DOCUMENT SECTION:

════════

I remember / je me souviens
. . . . . . . . . . . . . . . . . . . . . . . . . . . . . . . . . . . . . . . .

For those limbic bursts of nostalgia, invented by Proust, miniaturized by Nicholson Baker, and freeze-dried by Joe Brainard in his I remember and by Georges Perec in his Je me souviens.

But there are no fractions, the world is an integer
Like us, and like us it can neither stand wholly apart nor disappear.
When one is young it seems like a very strange and safe place,
But now that I have changed it feels merely odd, cold
And full of interest.
          --John Ashbery, "A Wave"

Sometimes I sense that to put real confidence in my memory I have to get to the end of all rememberings. That seems to say that I forego remembering. And now that strikes me as an accurate description of what it is to have confidence in one's memory.

════════

LISTING:
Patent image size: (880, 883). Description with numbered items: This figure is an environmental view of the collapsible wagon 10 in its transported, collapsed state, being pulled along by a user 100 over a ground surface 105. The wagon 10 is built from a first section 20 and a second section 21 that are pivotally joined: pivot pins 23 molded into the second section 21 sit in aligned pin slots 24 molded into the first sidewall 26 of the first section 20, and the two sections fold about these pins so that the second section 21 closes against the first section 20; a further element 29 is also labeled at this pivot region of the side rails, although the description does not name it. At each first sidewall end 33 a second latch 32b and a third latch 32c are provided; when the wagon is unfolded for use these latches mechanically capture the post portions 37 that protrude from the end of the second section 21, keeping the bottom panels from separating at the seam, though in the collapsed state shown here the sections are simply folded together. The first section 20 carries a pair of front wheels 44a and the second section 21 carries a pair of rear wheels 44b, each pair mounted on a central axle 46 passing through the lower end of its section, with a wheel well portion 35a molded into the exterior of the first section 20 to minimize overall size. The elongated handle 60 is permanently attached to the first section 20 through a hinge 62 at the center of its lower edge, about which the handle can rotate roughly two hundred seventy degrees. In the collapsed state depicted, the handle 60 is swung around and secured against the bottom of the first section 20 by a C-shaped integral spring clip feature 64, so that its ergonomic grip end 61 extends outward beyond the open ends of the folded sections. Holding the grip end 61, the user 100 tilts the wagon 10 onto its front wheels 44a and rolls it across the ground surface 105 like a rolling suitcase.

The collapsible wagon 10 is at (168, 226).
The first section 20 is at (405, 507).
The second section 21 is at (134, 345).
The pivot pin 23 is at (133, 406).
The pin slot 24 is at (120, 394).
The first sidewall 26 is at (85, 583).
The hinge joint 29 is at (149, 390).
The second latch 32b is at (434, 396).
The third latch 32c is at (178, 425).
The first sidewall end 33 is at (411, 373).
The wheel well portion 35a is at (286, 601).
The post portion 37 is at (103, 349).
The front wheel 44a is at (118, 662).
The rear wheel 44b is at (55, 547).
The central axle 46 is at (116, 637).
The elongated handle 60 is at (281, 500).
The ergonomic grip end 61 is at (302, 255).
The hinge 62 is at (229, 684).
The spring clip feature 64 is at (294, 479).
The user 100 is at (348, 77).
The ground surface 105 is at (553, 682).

════════

EXERCISES TO COMPLETE:
1) According to the nostalgia page, which two writers freeze-dried bursts of nostalgia, and in which works?
2) Echo the nostalgia page between "I remember /" and "apart nor disappear.", inclusive.
3) Summarize the nostalgia page in two sentences.

SOLUTIONS FOR EACH TASK:
1) Joe Brainard in his I remember and Georges Perec in his Je me souviens.

2)
I remember / je me souviens
. . . . . . . . . . . . . . . . . . . . . . . . . . . . . . . . . . . . . . . .

For those limbic bursts of nostalgia, invented by Proust, miniaturized by Nicholson Baker, and freeze-dried by Joe Brainard in his I remember and by Georges Perec in his Je me souviens.

But there are no fractions, the world is an integer
Like us, and like us it can neither stand wholly apart nor disappear.

3) The page is devoted to limbic bursts of nostalgia, which it says Proust invented, Nicholson Baker miniaturized, and Joe Brainard and Georges Perec freeze-dried in I remember and Je me souviens. It quotes lines from John Ashbery's "A Wave" and closes by suggesting that having confidence in one's memory means getting to the end of all rememberings, which amounts to foregoing remembering.